Prompt: Copy the material that follows word for word and omit its pictures.

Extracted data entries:
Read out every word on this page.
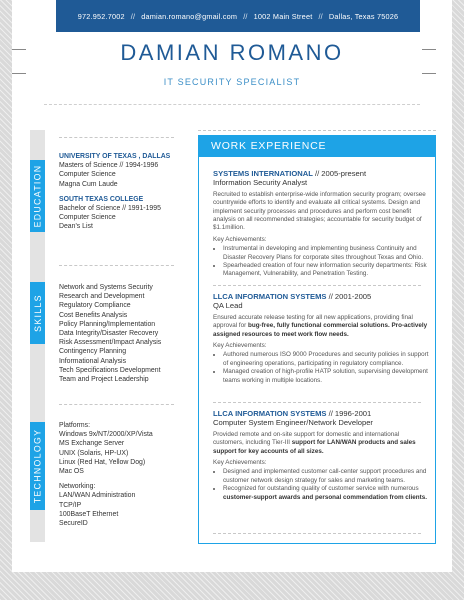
972.952.7002 // damian.romano@gmail.com // 1002 Main Street // Dallas, Texas 75026
DAMIAN ROMANO
IT SECURITY SPECIALIST
EDUCATION
SKILLS
TECHNOLOGY

UNIVERSITY OF TEXAS , DALLAS

Masters of Science // 1994-1996

Computer Science

Magna Cum Laude

SOUTH TEXAS COLLEGE

Bachelor of Science // 1991-1995

Computer Science

Dean's List

Network and Systems Security

Research and Development

Regulatory Compliance

Cost Benefits Analysis

Policy Planning/Implementation

Data Integrity/Disaster Recovery

Risk Assessment/Impact Analysis

Contingency Planning

Informational Analysis

Tech Specifications Development

Team and Project Leadership

Platforms:

Windows 9x/NT/2000/XP/Vista

MS Exchange Server

UNIX (Solaris, HP-UX)

Linux (Red Hat, Yellow Dog)

Mac OS

Networking:

LAN/WAN Administration

TCP/IP

100BaseT Ethernet

SecureID

WORK EXPERIENCE
SYSTEMS INTERNATIONAL // 2005-present
Information Security Analyst

Recruited to establish enterprise-wide information security program; oversee countrywide efforts to identify and evaluate all critical systems. Design and implement security processes and procedures and perform cost benefit analysis on all recommended strategies; accountable for security budget of $1.1million.

Key Achievements:

• Instrumental in developing and implementing business Continuity and Disaster Recovery Plans for corporate sites throughout Texas and Ohio.
• Spearheaded creation of four new information security departments: Risk Management, Vulnerability, and Penetration Testing.
LLCA INFORMATION SYSTEMS // 2001-2005
QA Lead

Ensured accurate release testing for all new applications, providing final approval for bug-free, fully functional commercial solutions. Pro-actively assigned resources to meet work flow needs.

Key Achievements:

• Authored numerous ISO 9000 Procedures and security policies in support of engineering operations, participating in regulatory compliance.
• Managed creation of high-profile HATP solution, supervising development teams working in multiple locations.
LLCA INFORMATION SYSTEMS // 1996-2001
Computer System Engineer/Network Developer

Provided remote and on-site support for domestic and international customers, including Tier-III support for LAN/WAN products and sales support for key accounts of all sizes.

Key Achievements:

• Designed and implemented customer call-center support procedures and customer network design strategy for sales and marketing teams.
• Recognized for outstanding quality of customer service with numerous customer-support awards and personal commendation from clients.
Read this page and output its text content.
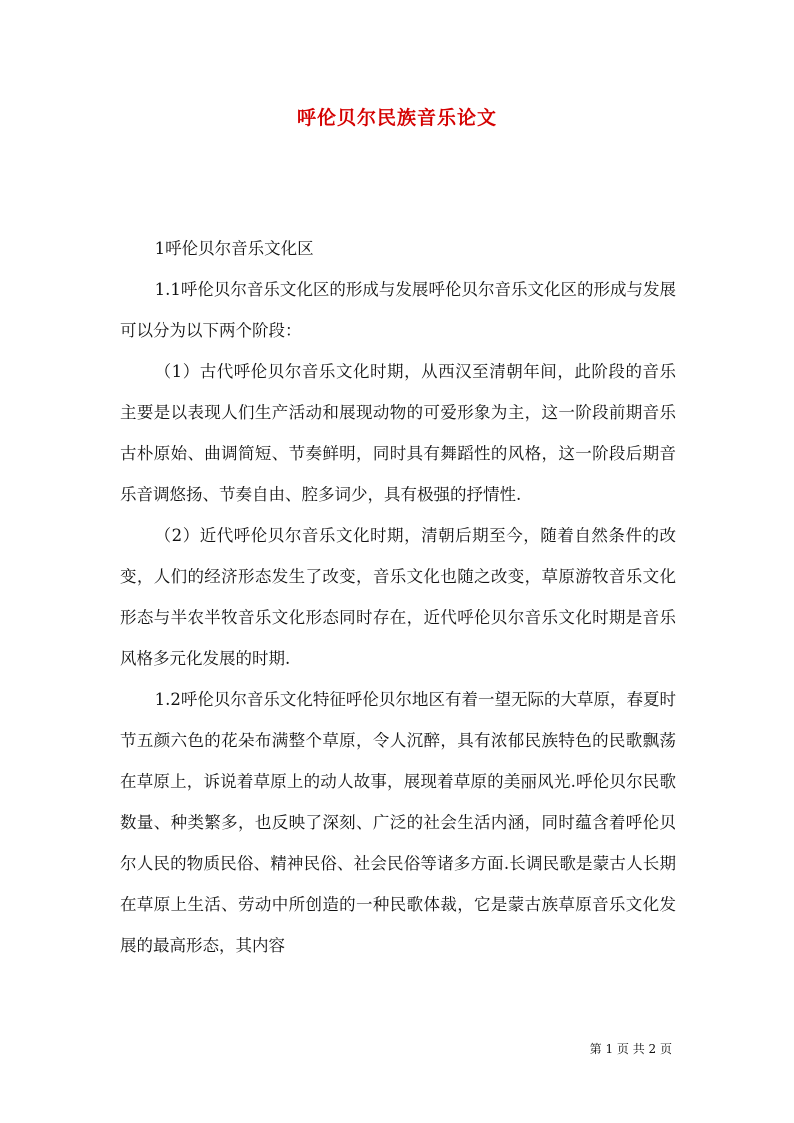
呼伦贝尔民族音乐论文

1呼伦贝尔音乐文化区

1.1呼伦贝尔音乐文化区的形成与发展呼伦贝尔音乐文化区的形成与发展可以分为以下两个阶段：

（1）古代呼伦贝尔音乐文化时期，从西汉至清朝年间，此阶段的音乐主要是以表现人们生产活动和展现动物的可爱形象为主，这一阶段前期音乐古朴原始、曲调简短、节奏鲜明，同时具有舞蹈性的风格，这一阶段后期音乐音调悠扬、节奏自由、腔多词少，具有极强的抒情性.

（2）近代呼伦贝尔音乐文化时期，清朝后期至今，随着自然条件的改变，人们的经济形态发生了改变，音乐文化也随之改变，草原游牧音乐文化形态与半农半牧音乐文化形态同时存在，近代呼伦贝尔音乐文化时期是音乐风格多元化发展的时期.

1.2呼伦贝尔音乐文化特征呼伦贝尔地区有着一望无际的大草原，春夏时节五颜六色的花朵布满整个草原，令人沉醉，具有浓郁民族特色的民歌飘荡在草原上，诉说着草原上的动人故事，展现着草原的美丽风光.呼伦贝尔民歌数量、种类繁多，也反映了深刻、广泛的社会生活内涵，同时蕴含着呼伦贝尔人民的物质民俗、精神民俗、社会民俗等诸多方面.长调民歌是蒙古人长期在草原上生活、劳动中所创造的一种民歌体裁，它是蒙古族草原音乐文化发展的最高形态，其内容

第 1 页 共 2 页
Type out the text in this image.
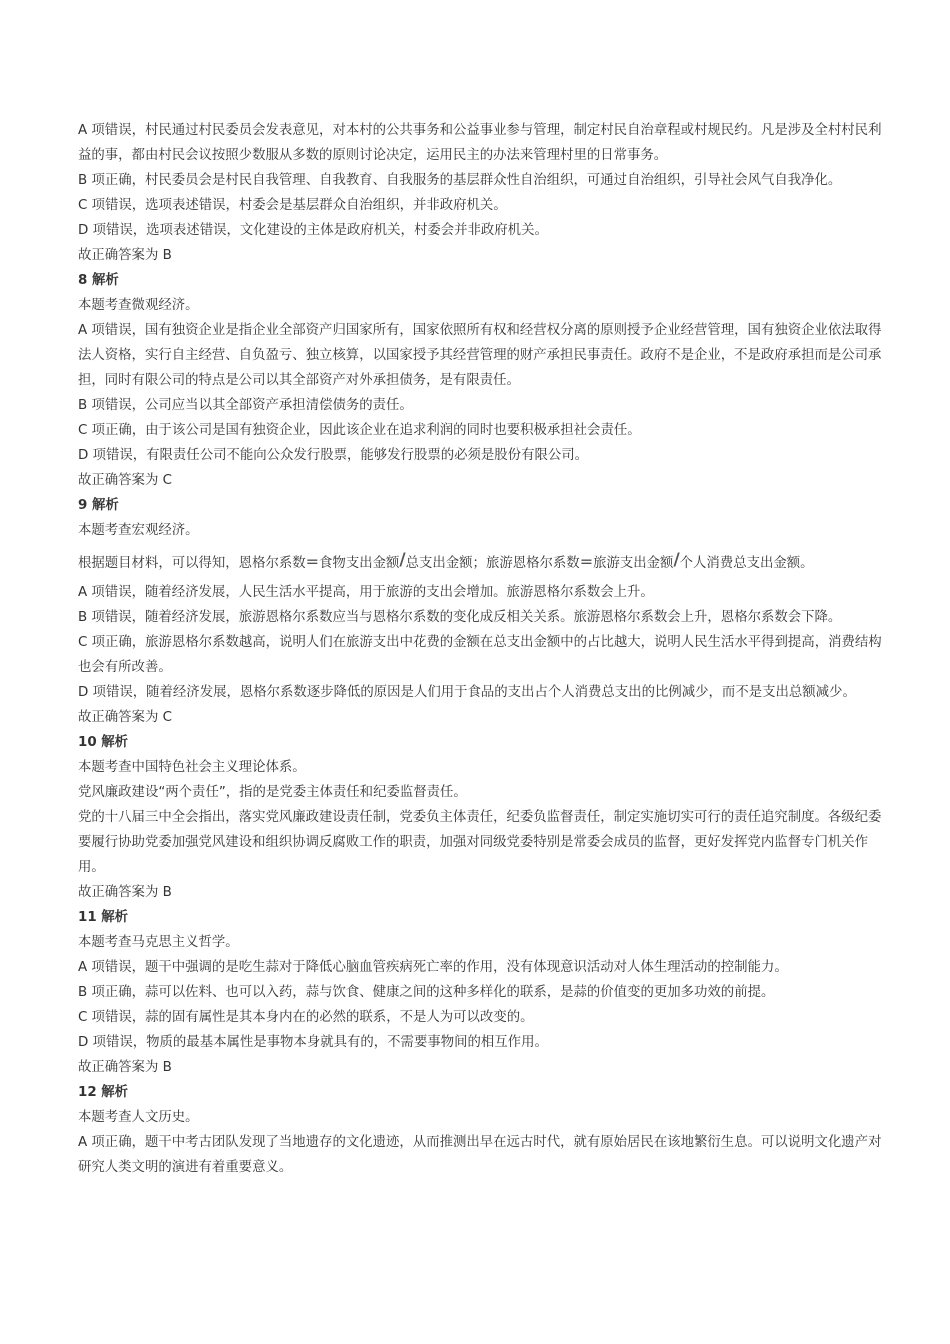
A 项错误，村民通过村民委员会发表意见，对本村的公共事务和公益事业参与管理，制定村民自治章程或村规民约。凡是涉及全村村民利益的事，都由村民会议按照少数服从多数的原则讨论决定，运用民主的办法来管理村里的日常事务。

B 项正确，村民委员会是村民自我管理、自我教育、自我服务的基层群众性自治组织，可通过自治组织，引导社会风气自我净化。

C 项错误，选项表述错误，村委会是基层群众自治组织，并非政府机关。

D 项错误，选项表述错误，文化建设的主体是政府机关，村委会并非政府机关。

故正确答案为 B

8 解析

本题考查微观经济。

A 项错误，国有独资企业是指企业全部资产归国家所有，国家依照所有权和经营权分离的原则授予企业经营管理，国有独资企业依法取得法人资格，实行自主经营、自负盈亏、独立核算，以国家授予其经营管理的财产承担民事责任。政府不是企业，不是政府承担而是公司承担，同时有限公司的特点是公司以其全部资产对外承担债务，是有限责任。

B 项错误，公司应当以其全部资产承担清偿债务的责任。

C 项正确，由于该公司是国有独资企业，因此该企业在追求利润的同时也要积极承担社会责任。

D 项错误，有限责任公司不能向公众发行股票，能够发行股票的必须是股份有限公司。

故正确答案为 C

9 解析

本题考查宏观经济。

根据题目材料，可以得知，恩格尔系数=食物支出金额/总支出金额；旅游恩格尔系数=旅游支出金额/个人消费总支出金额。

A 项错误，随着经济发展，人民生活水平提高，用于旅游的支出会增加。旅游恩格尔系数会上升。

B 项错误，随着经济发展，旅游恩格尔系数应当与恩格尔系数的变化成反相关关系。旅游恩格尔系数会上升，恩格尔系数会下降。

C 项正确，旅游恩格尔系数越高，说明人们在旅游支出中花费的金额在总支出金额中的占比越大，说明人民生活水平得到提高，消费结构也会有所改善。

D 项错误，随着经济发展，恩格尔系数逐步降低的原因是人们用于食品的支出占个人消费总支出的比例减少，而不是支出总额减少。

故正确答案为 C

10 解析

本题考查中国特色社会主义理论体系。

党风廉政建设“两个责任”，指的是党委主体责任和纪委监督责任。

党的十八届三中全会指出，落实党风廉政建设责任制，党委负主体责任，纪委负监督责任，制定实施切实可行的责任追究制度。各级纪委要履行协助党委加强党风建设和组织协调反腐败工作的职责，加强对同级党委特别是常委会成员的监督，更好发挥党内监督专门机关作用。

故正确答案为 B

11 解析

本题考查马克思主义哲学。

A 项错误，题干中强调的是吃生蒜对于降低心脑血管疾病死亡率的作用，没有体现意识活动对人体生理活动的控制能力。

B 项正确，蒜可以佐料、也可以入药，蒜与饮食、健康之间的这种多样化的联系，是蒜的价值变的更加多功效的前提。

C 项错误，蒜的固有属性是其本身内在的必然的联系，不是人为可以改变的。

D 项错误，物质的最基本属性是事物本身就具有的，不需要事物间的相互作用。

故正确答案为 B

12 解析

本题考查人文历史。

A 项正确，题干中考古团队发现了当地遗存的文化遗迹，从而推测出早在远古时代，就有原始居民在该地繁衍生息。可以说明文化遗产对研究人类文明的演进有着重要意义。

Solved exercise:
Read out every word on this page.
972.952.7002 // damian.romano@gmail.com // 1002 Main Street // Dallas, Texas 75026
DAMIAN ROMANO
IT SECURITY SPECIALIST
EDUCATION
SKILLS
TECHNOLOGY

UNIVERSITY OF TEXAS , DALLAS

Masters of Science // 1994-1996

Computer Science

Magna Cum Laude

SOUTH TEXAS COLLEGE

Bachelor of Science // 1991-1995

Computer Science

Dean's List

Network and Systems Security

Research and Development

Regulatory Compliance

Cost Benefits Analysis

Policy Planning/Implementation

Data Integrity/Disaster Recovery

Risk Assessment/Impact Analysis

Contingency Planning

Informational Analysis

Tech Specifications Development

Team and Project Leadership

Platforms:

Windows 9x/NT/2000/XP/Vista

MS Exchange Server

UNIX (Solaris, HP-UX)

Linux (Red Hat, Yellow Dog)

Mac OS

Networking:

LAN/WAN Administration

TCP/IP

100BaseT Ethernet

SecureID

WORK EXPERIENCE
SYSTEMS INTERNATIONAL // 2005-present
Information Security Analyst

Recruited to establish enterprise-wide information security program; oversee countrywide efforts to identify and evaluate all critical systems. Design and implement security processes and procedures and perform cost benefit analysis on all recommended strategies; accountable for security budget of $1.1million.

Key Achievements:

• Instrumental in developing and implementing business Continuity and Disaster Recovery Plans for corporate sites throughout Texas and Ohio.
• Spearheaded creation of four new information security departments: Risk Management, Vulnerability, and Penetration Testing.
LLCA INFORMATION SYSTEMS // 2001-2005
QA Lead

Ensured accurate release testing for all new applications, providing final approval for bug-free, fully functional commercial solutions. Pro-actively assigned resources to meet work flow needs.

Key Achievements:

• Authored numerous ISO 9000 Procedures and security policies in support of engineering operations, participating in regulatory compliance.
• Managed creation of high-profile HATP solution, supervising development teams working in multiple locations.
LLCA INFORMATION SYSTEMS // 1996-2001
Computer System Engineer/Network Developer

Provided remote and on-site support for domestic and international customers, including Tier-III support for LAN/WAN products and sales support for key accounts of all sizes.

Key Achievements:

• Designed and implemented customer call-center support procedures and customer network design strategy for sales and marketing teams.
• Recognized for outstanding quality of customer service with numerous customer-support awards and personal commendation from clients.
Read this page and output its text content.
呼伦贝尔民族音乐论文

1呼伦贝尔音乐文化区

1.1呼伦贝尔音乐文化区的形成与发展呼伦贝尔音乐文化区的形成与发展可以分为以下两个阶段：

（1）古代呼伦贝尔音乐文化时期，从西汉至清朝年间，此阶段的音乐主要是以表现人们生产活动和展现动物的可爱形象为主，这一阶段前期音乐古朴原始、曲调简短、节奏鲜明，同时具有舞蹈性的风格，这一阶段后期音乐音调悠扬、节奏自由、腔多词少，具有极强的抒情性.

（2）近代呼伦贝尔音乐文化时期，清朝后期至今，随着自然条件的改变，人们的经济形态发生了改变，音乐文化也随之改变，草原游牧音乐文化形态与半农半牧音乐文化形态同时存在，近代呼伦贝尔音乐文化时期是音乐风格多元化发展的时期.

1.2呼伦贝尔音乐文化特征呼伦贝尔地区有着一望无际的大草原，春夏时节五颜六色的花朵布满整个草原，令人沉醉，具有浓郁民族特色的民歌飘荡在草原上，诉说着草原上的动人故事，展现着草原的美丽风光.呼伦贝尔民歌数量、种类繁多，也反映了深刻、广泛的社会生活内涵，同时蕴含着呼伦贝尔人民的物质民俗、精神民俗、社会民俗等诸多方面.长调民歌是蒙古人长期在草原上生活、劳动中所创造的一种民歌体裁，它是蒙古族草原音乐文化发展的最高形态，其内容

第 1 页 共 2 页
Type out the text in this image.
A 项错误，村民通过村民委员会发表意见，对本村的公共事务和公益事业参与管理，制定村民自治章程或村规民约。凡是涉及全村村民利益的事，都由村民会议按照少数服从多数的原则讨论决定，运用民主的办法来管理村里的日常事务。

B 项正确，村民委员会是村民自我管理、自我教育、自我服务的基层群众性自治组织，可通过自治组织，引导社会风气自我净化。

C 项错误，选项表述错误，村委会是基层群众自治组织，并非政府机关。

D 项错误，选项表述错误，文化建设的主体是政府机关，村委会并非政府机关。

故正确答案为 B

8 解析

本题考查微观经济。

A 项错误，国有独资企业是指企业全部资产归国家所有，国家依照所有权和经营权分离的原则授予企业经营管理，国有独资企业依法取得法人资格，实行自主经营、自负盈亏、独立核算，以国家授予其经营管理的财产承担民事责任。政府不是企业，不是政府承担而是公司承担，同时有限公司的特点是公司以其全部资产对外承担债务，是有限责任。

B 项错误，公司应当以其全部资产承担清偿债务的责任。

C 项正确，由于该公司是国有独资企业，因此该企业在追求利润的同时也要积极承担社会责任。

D 项错误，有限责任公司不能向公众发行股票，能够发行股票的必须是股份有限公司。

故正确答案为 C

9 解析

本题考查宏观经济。

根据题目材料，可以得知，恩格尔系数=食物支出金额/总支出金额；旅游恩格尔系数=旅游支出金额/个人消费总支出金额。

A 项错误，随着经济发展，人民生活水平提高，用于旅游的支出会增加。旅游恩格尔系数会上升。

B 项错误，随着经济发展，旅游恩格尔系数应当与恩格尔系数的变化成反相关关系。旅游恩格尔系数会上升，恩格尔系数会下降。

C 项正确，旅游恩格尔系数越高，说明人们在旅游支出中花费的金额在总支出金额中的占比越大，说明人民生活水平得到提高，消费结构也会有所改善。

D 项错误，随着经济发展，恩格尔系数逐步降低的原因是人们用于食品的支出占个人消费总支出的比例减少，而不是支出总额减少。

故正确答案为 C

10 解析

本题考查中国特色社会主义理论体系。

党风廉政建设“两个责任”，指的是党委主体责任和纪委监督责任。

党的十八届三中全会指出，落实党风廉政建设责任制，党委负主体责任，纪委负监督责任，制定实施切实可行的责任追究制度。各级纪委要履行协助党委加强党风建设和组织协调反腐败工作的职责，加强对同级党委特别是常委会成员的监督，更好发挥党内监督专门机关作用。

故正确答案为 B

11 解析

本题考查马克思主义哲学。

A 项错误，题干中强调的是吃生蒜对于降低心脑血管疾病死亡率的作用，没有体现意识活动对人体生理活动的控制能力。

B 项正确，蒜可以佐料、也可以入药，蒜与饮食、健康之间的这种多样化的联系，是蒜的价值变的更加多功效的前提。

C 项错误，蒜的固有属性是其本身内在的必然的联系，不是人为可以改变的。

D 项错误，物质的最基本属性是事物本身就具有的，不需要事物间的相互作用。

故正确答案为 B

12 解析

本题考查人文历史。

A 项正确，题干中考古团队发现了当地遗存的文化遗迹，从而推测出早在远古时代，就有原始居民在该地繁衍生息。可以说明文化遗产对研究人类文明的演进有着重要意义。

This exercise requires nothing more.